## Instruction
Write out all entries word for word.

** begin **

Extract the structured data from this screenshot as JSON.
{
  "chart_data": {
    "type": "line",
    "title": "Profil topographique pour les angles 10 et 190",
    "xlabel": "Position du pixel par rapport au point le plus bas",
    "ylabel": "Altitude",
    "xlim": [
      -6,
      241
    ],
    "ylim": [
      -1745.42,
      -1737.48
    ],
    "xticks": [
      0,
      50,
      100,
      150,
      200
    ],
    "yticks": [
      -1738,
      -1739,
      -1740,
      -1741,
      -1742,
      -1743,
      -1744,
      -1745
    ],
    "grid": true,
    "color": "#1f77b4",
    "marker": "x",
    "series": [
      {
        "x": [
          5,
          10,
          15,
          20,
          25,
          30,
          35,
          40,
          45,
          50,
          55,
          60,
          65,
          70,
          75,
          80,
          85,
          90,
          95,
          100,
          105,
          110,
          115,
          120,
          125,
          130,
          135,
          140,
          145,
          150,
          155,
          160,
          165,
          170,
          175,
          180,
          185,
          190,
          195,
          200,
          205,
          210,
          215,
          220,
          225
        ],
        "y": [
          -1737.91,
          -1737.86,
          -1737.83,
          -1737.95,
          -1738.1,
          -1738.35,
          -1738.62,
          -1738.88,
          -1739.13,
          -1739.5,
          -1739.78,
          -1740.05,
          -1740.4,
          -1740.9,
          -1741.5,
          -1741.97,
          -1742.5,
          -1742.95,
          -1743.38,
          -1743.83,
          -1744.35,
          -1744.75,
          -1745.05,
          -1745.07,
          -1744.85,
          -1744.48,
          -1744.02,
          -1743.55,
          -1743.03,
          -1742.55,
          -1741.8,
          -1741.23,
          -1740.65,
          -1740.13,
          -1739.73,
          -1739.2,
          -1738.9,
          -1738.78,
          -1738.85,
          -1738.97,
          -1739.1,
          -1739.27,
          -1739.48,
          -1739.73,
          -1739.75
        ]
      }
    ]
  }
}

** end **

## Answer for the task
Extract the structured data from this screenshot as JSON.
{
  "chart_data": {
    "type": "line",
    "title": "Profil topographique pour les angles 10 et 190",
    "xlabel": "Position du pixel par rapport au point le plus bas",
    "ylabel": "Altitude",
    "xlim": [
      -6,
      241
    ],
    "ylim": [
      -1745.42,
      -1737.48
    ],
    "xticks": [
      0,
      50,
      100,
      150,
      200
    ],
    "yticks": [
      -1738,
      -1739,
      -1740,
      -1741,
      -1742,
      -1743,
      -1744,
      -1745
    ],
    "grid": true,
    "color": "#1f77b4",
    "marker": "x",
    "series": [
      {
        "x": [
          5,
          10,
          15,
          20,
          25,
          30,
          35,
          40,
          45,
          50,
          55,
          60,
          65,
          70,
          75,
          80,
          85,
          90,
          95,
          100,
          105,
          110,
          115,
          120,
          125,
          130,
          135,
          140,
          145,
          150,
          155,
          160,
          165,
          170,
          175,
          180,
          185,
          190,
          195,
          200,
          205,
          210,
          215,
          220,
          225
        ],
        "y": [
          -1737.91,
          -1737.86,
          -1737.83,
          -1737.95,
          -1738.1,
          -1738.35,
          -1738.62,
          -1738.88,
          -1739.13,
          -1739.5,
          -1739.78,
          -1740.05,
          -1740.4,
          -1740.9,
          -1741.5,
          -1741.97,
          -1742.5,
          -1742.95,
          -1743.38,
          -1743.83,
          -1744.35,
          -1744.75,
          -1745.05,
          -1745.07,
          -1744.85,
          -1744.48,
          -1744.02,
          -1743.55,
          -1743.03,
          -1742.55,
          -1741.8,
          -1741.23,
          -1740.65,
          -1740.13,
          -1739.73,
          -1739.2,
          -1738.9,
          -1738.78,
          -1738.85,
          -1738.97,
          -1739.1,
          -1739.27,
          -1739.48,
          -1739.73,
          -1739.75
        ]
      }
    ]
  }
}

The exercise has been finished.